━━ PROVIDED DATA ━━

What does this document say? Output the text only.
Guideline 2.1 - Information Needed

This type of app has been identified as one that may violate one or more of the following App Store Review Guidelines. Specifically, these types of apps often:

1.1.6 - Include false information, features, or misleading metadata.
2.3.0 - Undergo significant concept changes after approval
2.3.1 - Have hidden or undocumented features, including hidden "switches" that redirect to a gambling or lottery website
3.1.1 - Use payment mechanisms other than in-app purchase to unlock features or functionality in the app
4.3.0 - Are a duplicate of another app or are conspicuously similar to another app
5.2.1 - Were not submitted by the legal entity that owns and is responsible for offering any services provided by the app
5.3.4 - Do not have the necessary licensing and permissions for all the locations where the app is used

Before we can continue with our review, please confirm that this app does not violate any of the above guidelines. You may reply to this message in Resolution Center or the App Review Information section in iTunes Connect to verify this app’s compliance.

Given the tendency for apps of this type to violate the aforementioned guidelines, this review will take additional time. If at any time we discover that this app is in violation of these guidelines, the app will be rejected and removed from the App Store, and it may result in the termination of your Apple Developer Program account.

━━━

## WORK REQUIRED
Here, the records must be output exactly and in full.

## TASK RESULT
What does this document say? Output the text only.
Guideline 2.1 - Information Needed

This type of app has been identified as one that may violate one or more of the following App Store Review Guidelines. Specifically, these types of apps often:

1.1.6 - Include false information, features, or misleading metadata.
2.3.0 - Undergo significant concept changes after approval
2.3.1 - Have hidden or undocumented features, including hidden "switches" that redirect to a gambling or lottery website
3.1.1 - Use payment mechanisms other than in-app purchase to unlock features or functionality in the app
4.3.0 - Are a duplicate of another app or are conspicuously similar to another app
5.2.1 - Were not submitted by the legal entity that owns and is responsible for offering any services provided by the app
5.3.4 - Do not have the necessary licensing and permissions for all the locations where the app is used

Before we can continue with our review, please confirm that this app does not violate any of the above guidelines. You may reply to this message in Resolution Center or the App Review Information section in iTunes Connect to verify this app’s compliance.

Given the tendency for apps of this type to violate the aforementioned guidelines, this review will take additional time. If at any time we discover that this app is in violation of these guidelines, the app will be rejected and removed from the App Store, and it may result in the termination of your Apple Developer Program account.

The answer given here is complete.